:: Problem to solve ::
Below are some records. Say how many of their lines include the string "structure", giving only the number.

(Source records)

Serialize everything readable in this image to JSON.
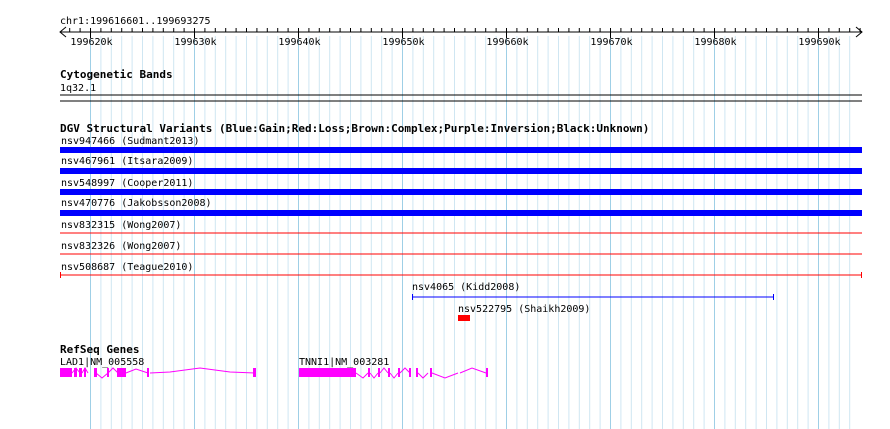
{
  "ruler": {
    "location": "chr1:199616601..199693275",
    "ticks": [
      "199620k",
      "199630k",
      "199640k",
      "199650k",
      "199660k",
      "199670k",
      "199680k",
      "199690k"
    ]
  },
  "cytobands": {
    "title": "Cytogenetic Bands",
    "band": "1q32.1"
  },
  "dgv": {
    "title": "DGV Structural Variants (Blue:Gain;Red:Loss;Brown:Complex;Purple:Inversion;Black:Unknown)",
    "variants": [
      {
        "label": "nsv947466 (Sudmant2013)",
        "type": "gain"
      },
      {
        "label": "nsv467961 (Itsara2009)",
        "type": "gain"
      },
      {
        "label": "nsv548997 (Cooper2011)",
        "type": "gain"
      },
      {
        "label": "nsv470776 (Jakobsson2008)",
        "type": "gain"
      },
      {
        "label": "nsv832315 (Wong2007)",
        "type": "loss"
      },
      {
        "label": "nsv832326 (Wong2007)",
        "type": "loss"
      },
      {
        "label": "nsv508687 (Teague2010)",
        "type": "loss"
      },
      {
        "label": "nsv4065 (Kidd2008)",
        "type": "gain"
      },
      {
        "label": "nsv522795 (Shaikh2009)",
        "type": "loss"
      }
    ],
    "colors": {
      "gain": "#0000ff",
      "loss": "#ff0000"
    }
  },
  "refseq": {
    "title": "RefSeq Genes",
    "genes": [
      {
        "label": "LAD1|NM_005558"
      },
      {
        "label": "TNNI1|NM_003281"
      }
    ],
    "color": "#ff00ff"
  }
}
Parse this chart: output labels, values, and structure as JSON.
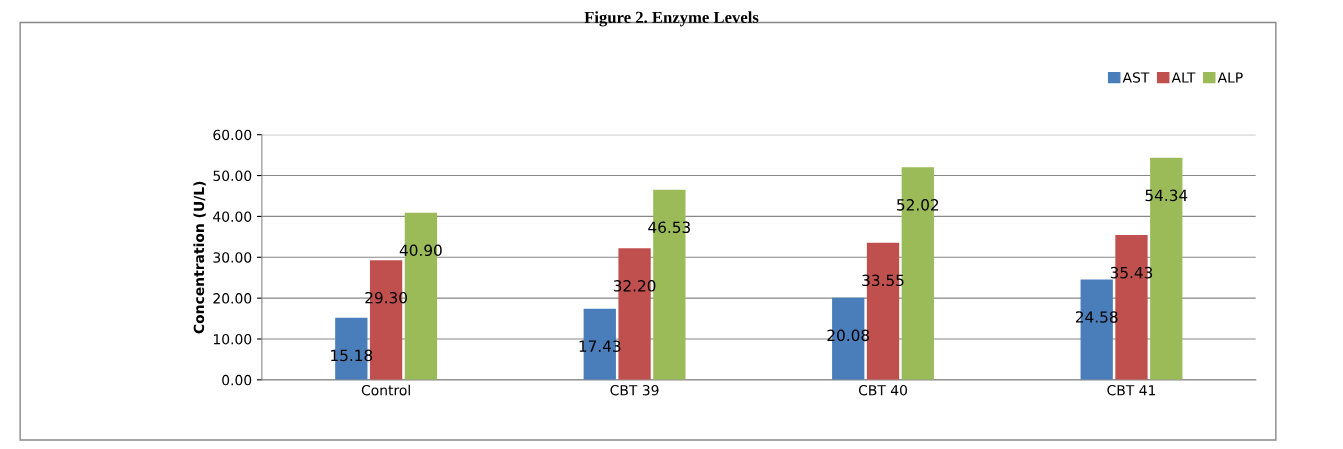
{
  "chart_data": {
    "type": "bar",
    "title": "Figure 2. Enzyme Levels",
    "ylabel": "Concentration (U/L)",
    "categories": [
      "Control",
      "CBT 39",
      "CBT 40",
      "CBT 41"
    ],
    "series": [
      {
        "name": "AST",
        "color": "#4a7ebb",
        "values": [
          15.18,
          17.43,
          20.08,
          24.58
        ],
        "value_labels": [
          "15.18",
          "17.43",
          "20.08",
          "24.58"
        ]
      },
      {
        "name": "ALT",
        "color": "#c0504d",
        "values": [
          29.3,
          32.2,
          33.55,
          35.43
        ],
        "value_labels": [
          "29.30",
          "32.20",
          "33.55",
          "35.43"
        ]
      },
      {
        "name": "ALP",
        "color": "#9bbb59",
        "values": [
          40.9,
          46.53,
          52.02,
          54.34
        ],
        "value_labels": [
          "40.90",
          "46.53",
          "52.02",
          "54.34"
        ]
      }
    ],
    "ylim": [
      0,
      60
    ],
    "yticks": [
      {
        "value": 0,
        "label": "0.00"
      },
      {
        "value": 10,
        "label": "10.00"
      },
      {
        "value": 20,
        "label": "20.00"
      },
      {
        "value": 30,
        "label": "30.00"
      },
      {
        "value": 40,
        "label": "40.00"
      },
      {
        "value": 50,
        "label": "50.00"
      },
      {
        "value": 60,
        "label": "60.00"
      }
    ],
    "grid": "y",
    "legend": "top right"
  }
}
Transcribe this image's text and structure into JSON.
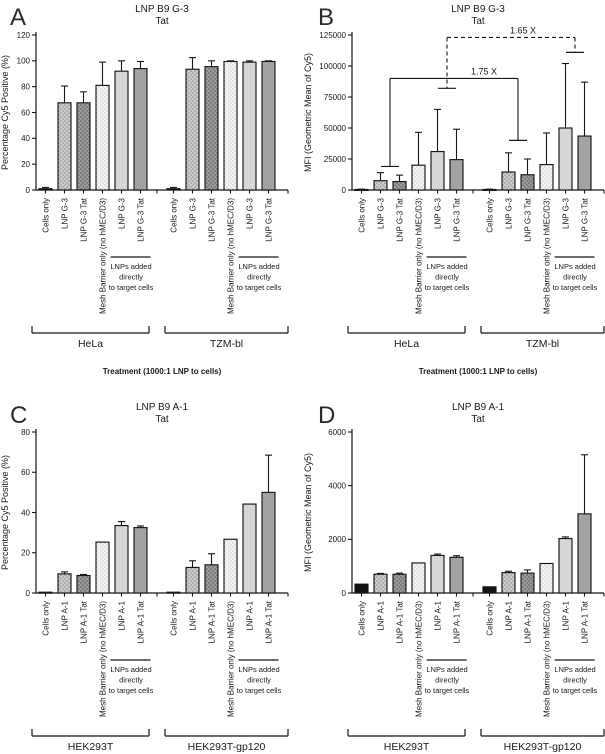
{
  "palette": {
    "outline": "#161616",
    "text": "#1a1a1a",
    "black_fill": "#121212",
    "dot_light_bg": "#cbcbcb",
    "dot_light_dot": "#8f8f8f",
    "dot_dark_bg": "#9a9a9a",
    "dot_dark_dot": "#5f5f5f",
    "stipple_bg": "#f5f5f5",
    "stipple_dot": "#cccccc",
    "gray_light": "#d6d6d6",
    "gray_mid": "#a2a2a2"
  },
  "chart_data": [
    {
      "type": "bar",
      "panel_letter": "A",
      "title": "LNP B9 G-3",
      "subtitle": "Tat",
      "ylabel": "Percentage Cy5 Positive (%)",
      "xlabel": "Treatment (1000:1 LNP to cells)",
      "ylim": [
        0,
        120
      ],
      "ytick_step": 20,
      "subcaption_lines": [
        "LNPs added",
        "directly",
        "to target cells"
      ],
      "groups": [
        {
          "name": "HeLa",
          "bars": [
            {
              "label": "Cells only",
              "value": 1,
              "err": 1,
              "style": "black"
            },
            {
              "label": "LNP G-3",
              "value": 67.5,
              "err": 13,
              "style": "dot_light"
            },
            {
              "label": "LNP G-3 Tat",
              "value": 67.5,
              "err": 8.5,
              "style": "dot_dark"
            },
            {
              "label": "Mesh Barrier only (no hMEC/D3)",
              "value": 81,
              "err": 18,
              "style": "stipple"
            },
            {
              "label": "LNP G-3",
              "value": 92,
              "err": 8,
              "style": "gray_light"
            },
            {
              "label": "LNP G-3 Tat",
              "value": 94,
              "err": 5.5,
              "style": "gray_mid"
            }
          ]
        },
        {
          "name": "TZM-bl",
          "bars": [
            {
              "label": "Cells only",
              "value": 1,
              "err": 1,
              "style": "black"
            },
            {
              "label": "LNP G-3",
              "value": 93.5,
              "err": 9,
              "style": "dot_light"
            },
            {
              "label": "LNP G-3 Tat",
              "value": 95.5,
              "err": 4.5,
              "style": "dot_dark"
            },
            {
              "label": "Mesh Barrier only (no hMEC/D3)",
              "value": 99.5,
              "err": 0.5,
              "style": "stipple"
            },
            {
              "label": "LNP G-3",
              "value": 99,
              "err": 1,
              "style": "gray_light"
            },
            {
              "label": "LNP G-3 Tat",
              "value": 99.5,
              "err": 0.5,
              "style": "gray_mid"
            }
          ]
        }
      ]
    },
    {
      "type": "bar",
      "panel_letter": "B",
      "title": "LNP B9 G-3",
      "subtitle": "Tat",
      "ylabel": "MFI (Geometric Mean of Cy5)",
      "xlabel": "Treatment (1000:1 LNP to cells)",
      "ylim": [
        0,
        125000
      ],
      "ytick_step": 25000,
      "subcaption_lines": [
        "LNPs added",
        "directly",
        "to target cells"
      ],
      "groups": [
        {
          "name": "HeLa",
          "bars": [
            {
              "label": "Cells only",
              "value": 400,
              "err": 300,
              "style": "black"
            },
            {
              "label": "LNP G-3",
              "value": 7500,
              "err": 6500,
              "style": "dot_light"
            },
            {
              "label": "LNP G-3 Tat",
              "value": 6800,
              "err": 5200,
              "style": "dot_dark"
            },
            {
              "label": "Mesh Barrier only (no hMEC/D3)",
              "value": 20000,
              "err": 26500,
              "style": "stipple"
            },
            {
              "label": "LNP G-3",
              "value": 31000,
              "err": 34000,
              "style": "gray_light"
            },
            {
              "label": "LNP G-3 Tat",
              "value": 24500,
              "err": 24500,
              "style": "gray_mid"
            }
          ]
        },
        {
          "name": "TZM-bl",
          "bars": [
            {
              "label": "Cells only",
              "value": 400,
              "err": 300,
              "style": "black"
            },
            {
              "label": "LNP G-3",
              "value": 14500,
              "err": 15500,
              "style": "dot_light"
            },
            {
              "label": "LNP G-3 Tat",
              "value": 12300,
              "err": 12700,
              "style": "dot_dark"
            },
            {
              "label": "Mesh Barrier only (no hMEC/D3)",
              "value": 20500,
              "err": 25500,
              "style": "stipple"
            },
            {
              "label": "LNP G-3",
              "value": 50000,
              "err": 52000,
              "style": "gray_light"
            },
            {
              "label": "LNP G-3 Tat",
              "value": 43500,
              "err": 43500,
              "style": "gray_mid"
            }
          ]
        }
      ],
      "comparisons": [
        {
          "label": "1.75 X",
          "line": "solid",
          "from_bar": 1.5,
          "to_bar": 7.5,
          "y_top": 90000,
          "cap_from": 19000,
          "cap_to": 40000,
          "label_dx": 30
        },
        {
          "label": "1.65 X",
          "line": "dashed",
          "from_bar": 4.5,
          "to_bar": 10.5,
          "y_top": 123000,
          "cap_from": 82000,
          "cap_to": 111000,
          "label_dx": 12
        }
      ]
    },
    {
      "type": "bar",
      "panel_letter": "C",
      "title": "LNP B9 A-1",
      "subtitle": "Tat",
      "ylabel": "Percentage Cy5 Positive (%)",
      "ylim": [
        0,
        80
      ],
      "ytick_step": 20,
      "subcaption_lines": [
        "LNPs added",
        "directly",
        "to target cells"
      ],
      "groups": [
        {
          "name": "HEK293T",
          "bars": [
            {
              "label": "Cells only",
              "value": 0.4,
              "err": 0,
              "style": "black"
            },
            {
              "label": "LNP A-1",
              "value": 9.5,
              "err": 1,
              "style": "dot_light"
            },
            {
              "label": "LNP A-1 Tat",
              "value": 8.7,
              "err": 0.5,
              "style": "dot_dark"
            },
            {
              "label": "Mesh Barrier only (no hMEC/D3)",
              "value": 25.3,
              "err": 0,
              "style": "stipple"
            },
            {
              "label": "LNP A-1",
              "value": 33.5,
              "err": 2,
              "style": "gray_light"
            },
            {
              "label": "LNP A-1 Tat",
              "value": 32.5,
              "err": 0.8,
              "style": "gray_mid"
            }
          ]
        },
        {
          "name": "HEK293T-gp120",
          "bars": [
            {
              "label": "Cells only",
              "value": 0.4,
              "err": 0,
              "style": "black"
            },
            {
              "label": "LNP A-1",
              "value": 12.7,
              "err": 3.3,
              "style": "dot_light"
            },
            {
              "label": "LNP A-1 Tat",
              "value": 14,
              "err": 5.5,
              "style": "dot_dark"
            },
            {
              "label": "Mesh Barrier only (no hMEC/D3)",
              "value": 26.7,
              "err": 0,
              "style": "stipple"
            },
            {
              "label": "LNP A-1",
              "value": 44.2,
              "err": 0,
              "style": "gray_light"
            },
            {
              "label": "LNP A-1 Tat",
              "value": 50,
              "err": 18.5,
              "style": "gray_mid"
            }
          ]
        }
      ]
    },
    {
      "type": "bar",
      "panel_letter": "D",
      "title": "LNP B9 A-1",
      "subtitle": "Tat",
      "ylabel": "MFI (Geometric Mean of Cy5)",
      "ylim": [
        0,
        6000
      ],
      "ytick_step": 2000,
      "subcaption_lines": [
        "LNPs added",
        "directly",
        "to target cells"
      ],
      "groups": [
        {
          "name": "HEK293T",
          "bars": [
            {
              "label": "Cells only",
              "value": 330,
              "err": 0,
              "style": "black"
            },
            {
              "label": "LNP A-1",
              "value": 700,
              "err": 30,
              "style": "dot_light"
            },
            {
              "label": "LNP A-1 Tat",
              "value": 700,
              "err": 40,
              "style": "dot_dark"
            },
            {
              "label": "Mesh Barrier only (no hMEC/D3)",
              "value": 1120,
              "err": 0,
              "style": "stipple"
            },
            {
              "label": "LNP A-1",
              "value": 1400,
              "err": 50,
              "style": "gray_light"
            },
            {
              "label": "LNP A-1 Tat",
              "value": 1330,
              "err": 60,
              "style": "gray_mid"
            }
          ]
        },
        {
          "name": "HEK293T-gp120",
          "bars": [
            {
              "label": "Cells only",
              "value": 230,
              "err": 0,
              "style": "black"
            },
            {
              "label": "LNP A-1",
              "value": 760,
              "err": 50,
              "style": "dot_light"
            },
            {
              "label": "LNP A-1 Tat",
              "value": 740,
              "err": 120,
              "style": "dot_dark"
            },
            {
              "label": "Mesh Barrier only (no hMEC/D3)",
              "value": 1100,
              "err": 0,
              "style": "stipple"
            },
            {
              "label": "LNP A-1",
              "value": 2030,
              "err": 60,
              "style": "gray_light"
            },
            {
              "label": "LNP A-1 Tat",
              "value": 2950,
              "err": 2200,
              "style": "gray_mid"
            }
          ]
        }
      ]
    }
  ]
}
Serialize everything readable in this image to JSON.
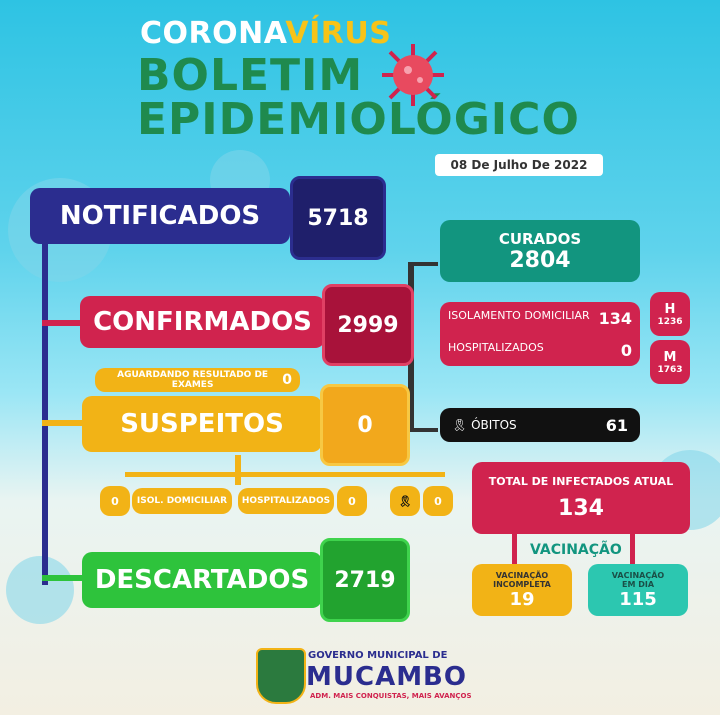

:: Response ::
2